** start Data provided **
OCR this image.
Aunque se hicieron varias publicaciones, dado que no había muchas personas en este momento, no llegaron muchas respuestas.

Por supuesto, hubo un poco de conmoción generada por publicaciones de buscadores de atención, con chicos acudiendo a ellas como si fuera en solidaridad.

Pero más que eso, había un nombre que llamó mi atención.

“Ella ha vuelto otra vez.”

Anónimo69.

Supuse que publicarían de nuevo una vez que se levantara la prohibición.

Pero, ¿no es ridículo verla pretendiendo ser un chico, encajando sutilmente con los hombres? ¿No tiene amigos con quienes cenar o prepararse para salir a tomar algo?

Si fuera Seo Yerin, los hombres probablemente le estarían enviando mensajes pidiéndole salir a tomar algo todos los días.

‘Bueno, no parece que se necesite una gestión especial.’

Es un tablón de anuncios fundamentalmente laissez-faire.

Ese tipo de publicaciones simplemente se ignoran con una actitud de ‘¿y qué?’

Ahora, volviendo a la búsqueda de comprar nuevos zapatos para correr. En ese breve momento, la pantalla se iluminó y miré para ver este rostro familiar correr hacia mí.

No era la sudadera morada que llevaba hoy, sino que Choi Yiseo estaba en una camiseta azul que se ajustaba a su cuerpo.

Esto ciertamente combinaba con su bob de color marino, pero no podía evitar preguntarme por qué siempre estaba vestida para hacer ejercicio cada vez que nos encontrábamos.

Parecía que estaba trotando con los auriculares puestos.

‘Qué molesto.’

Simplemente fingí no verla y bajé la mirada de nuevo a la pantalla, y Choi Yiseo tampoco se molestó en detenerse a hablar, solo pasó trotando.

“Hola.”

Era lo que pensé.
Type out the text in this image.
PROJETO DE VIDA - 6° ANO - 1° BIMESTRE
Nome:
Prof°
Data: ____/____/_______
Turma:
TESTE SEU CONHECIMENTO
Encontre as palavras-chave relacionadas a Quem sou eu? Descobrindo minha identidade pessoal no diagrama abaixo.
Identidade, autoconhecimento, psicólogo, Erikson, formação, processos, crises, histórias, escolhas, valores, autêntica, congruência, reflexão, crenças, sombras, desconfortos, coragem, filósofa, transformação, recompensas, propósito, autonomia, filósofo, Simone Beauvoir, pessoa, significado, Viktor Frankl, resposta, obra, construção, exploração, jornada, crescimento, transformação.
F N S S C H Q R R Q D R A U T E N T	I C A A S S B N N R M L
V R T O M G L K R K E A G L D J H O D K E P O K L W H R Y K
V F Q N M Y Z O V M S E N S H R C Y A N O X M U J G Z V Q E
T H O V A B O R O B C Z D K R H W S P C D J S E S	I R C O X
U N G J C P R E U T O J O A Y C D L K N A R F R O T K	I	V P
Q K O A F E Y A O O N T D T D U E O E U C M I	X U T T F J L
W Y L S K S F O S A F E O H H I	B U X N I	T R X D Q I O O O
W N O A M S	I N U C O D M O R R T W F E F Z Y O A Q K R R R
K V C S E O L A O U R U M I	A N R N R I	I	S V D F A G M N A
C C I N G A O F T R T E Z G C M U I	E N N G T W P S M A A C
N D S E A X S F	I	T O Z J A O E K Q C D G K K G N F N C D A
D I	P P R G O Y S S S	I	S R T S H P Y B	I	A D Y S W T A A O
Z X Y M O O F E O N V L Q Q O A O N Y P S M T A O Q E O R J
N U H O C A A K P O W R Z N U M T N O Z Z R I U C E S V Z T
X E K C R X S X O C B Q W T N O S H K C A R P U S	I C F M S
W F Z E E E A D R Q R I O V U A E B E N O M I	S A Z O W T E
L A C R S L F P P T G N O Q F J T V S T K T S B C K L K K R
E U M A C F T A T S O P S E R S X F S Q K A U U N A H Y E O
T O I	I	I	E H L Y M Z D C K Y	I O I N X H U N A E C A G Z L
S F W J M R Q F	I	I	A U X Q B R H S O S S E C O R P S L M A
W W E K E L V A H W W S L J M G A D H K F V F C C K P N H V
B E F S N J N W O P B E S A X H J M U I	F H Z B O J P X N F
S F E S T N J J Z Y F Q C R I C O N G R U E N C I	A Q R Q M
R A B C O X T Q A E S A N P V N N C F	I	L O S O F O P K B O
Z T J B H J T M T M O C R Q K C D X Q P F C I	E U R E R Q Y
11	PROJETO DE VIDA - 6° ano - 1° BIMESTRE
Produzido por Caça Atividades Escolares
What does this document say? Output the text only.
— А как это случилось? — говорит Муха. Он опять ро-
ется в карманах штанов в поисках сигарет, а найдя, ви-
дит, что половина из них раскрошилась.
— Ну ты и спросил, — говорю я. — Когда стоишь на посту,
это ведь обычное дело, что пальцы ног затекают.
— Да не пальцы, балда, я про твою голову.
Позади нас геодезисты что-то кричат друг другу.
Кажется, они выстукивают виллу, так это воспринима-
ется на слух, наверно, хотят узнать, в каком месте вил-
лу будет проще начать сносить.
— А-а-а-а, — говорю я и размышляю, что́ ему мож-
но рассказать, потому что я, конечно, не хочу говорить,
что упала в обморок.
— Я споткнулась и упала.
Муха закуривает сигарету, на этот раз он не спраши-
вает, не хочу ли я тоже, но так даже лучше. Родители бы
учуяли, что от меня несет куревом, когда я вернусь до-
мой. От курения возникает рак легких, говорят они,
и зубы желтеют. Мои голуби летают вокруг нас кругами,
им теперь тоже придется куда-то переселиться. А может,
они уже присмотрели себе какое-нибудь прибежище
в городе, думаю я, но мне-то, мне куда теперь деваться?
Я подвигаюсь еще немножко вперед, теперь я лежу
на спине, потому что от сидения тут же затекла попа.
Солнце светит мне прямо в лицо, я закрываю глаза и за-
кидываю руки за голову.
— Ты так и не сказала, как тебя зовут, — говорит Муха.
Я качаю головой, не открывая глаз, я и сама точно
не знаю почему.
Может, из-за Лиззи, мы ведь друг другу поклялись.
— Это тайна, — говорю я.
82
** end Data provided **
From the entries above, copy every line containing the word "pantalla".

### Finished task
Ahora, volviendo a la búsqueda de comprar nuevos zapatos para correr. En ese breve momento, la pantalla se iluminó y miré para ver este rostro familiar correr hacia mí.
Simplemente fingí no verla y bajé la mirada de nuevo a la pantalla, y Choi Yiseo tampoco se molestó en detenerse a hablar, solo pasó trotando.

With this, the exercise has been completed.